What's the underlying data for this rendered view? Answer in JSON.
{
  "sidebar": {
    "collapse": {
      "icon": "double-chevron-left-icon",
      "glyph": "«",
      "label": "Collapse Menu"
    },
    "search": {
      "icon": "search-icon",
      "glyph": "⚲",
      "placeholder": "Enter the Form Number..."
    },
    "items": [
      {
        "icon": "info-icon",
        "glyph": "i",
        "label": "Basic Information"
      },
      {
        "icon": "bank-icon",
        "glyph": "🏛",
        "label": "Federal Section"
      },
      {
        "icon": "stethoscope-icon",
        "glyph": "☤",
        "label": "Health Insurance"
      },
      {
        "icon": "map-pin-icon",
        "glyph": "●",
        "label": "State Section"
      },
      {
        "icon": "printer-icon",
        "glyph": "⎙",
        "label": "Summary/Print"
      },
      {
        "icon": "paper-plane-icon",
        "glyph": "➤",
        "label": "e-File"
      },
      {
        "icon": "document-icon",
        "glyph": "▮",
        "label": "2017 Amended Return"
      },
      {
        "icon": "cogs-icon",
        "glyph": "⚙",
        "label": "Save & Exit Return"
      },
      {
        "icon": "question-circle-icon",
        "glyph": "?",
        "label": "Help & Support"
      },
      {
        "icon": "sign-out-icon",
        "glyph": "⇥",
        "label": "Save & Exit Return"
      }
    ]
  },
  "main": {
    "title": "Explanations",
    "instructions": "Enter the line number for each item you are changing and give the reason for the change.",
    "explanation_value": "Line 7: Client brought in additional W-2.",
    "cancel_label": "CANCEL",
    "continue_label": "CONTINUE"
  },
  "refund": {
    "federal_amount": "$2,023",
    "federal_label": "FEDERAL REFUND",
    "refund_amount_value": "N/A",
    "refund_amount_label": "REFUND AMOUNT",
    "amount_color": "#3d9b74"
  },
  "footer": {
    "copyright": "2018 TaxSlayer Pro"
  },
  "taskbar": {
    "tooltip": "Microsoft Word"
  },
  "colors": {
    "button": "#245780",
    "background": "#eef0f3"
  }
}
════════
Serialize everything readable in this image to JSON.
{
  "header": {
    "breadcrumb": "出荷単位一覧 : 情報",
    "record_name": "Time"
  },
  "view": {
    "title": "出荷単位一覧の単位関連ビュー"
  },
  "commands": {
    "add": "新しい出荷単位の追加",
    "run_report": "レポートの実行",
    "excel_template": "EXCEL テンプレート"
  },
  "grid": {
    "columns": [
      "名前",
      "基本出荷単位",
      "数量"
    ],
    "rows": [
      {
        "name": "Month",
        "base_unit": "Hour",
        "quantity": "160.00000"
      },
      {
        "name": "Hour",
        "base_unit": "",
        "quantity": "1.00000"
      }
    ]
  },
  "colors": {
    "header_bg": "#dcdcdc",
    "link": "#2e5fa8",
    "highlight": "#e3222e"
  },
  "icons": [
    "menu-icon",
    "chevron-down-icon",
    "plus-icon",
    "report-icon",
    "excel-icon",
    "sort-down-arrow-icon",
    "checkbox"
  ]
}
════════
» **THE PROBLEM**
All lines in the data that contain the word "glyph" should be copied.

» **REPLY**
      "glyph": "«",
      "glyph": "⚲",
        "glyph": "i",
        "glyph": "🏛",
        "glyph": "☤",
        "glyph": "●",
        "glyph": "⎙",
        "glyph": "➤",
        "glyph": "▮",
        "glyph": "⚙",
        "glyph": "?",
        "glyph": "⇥",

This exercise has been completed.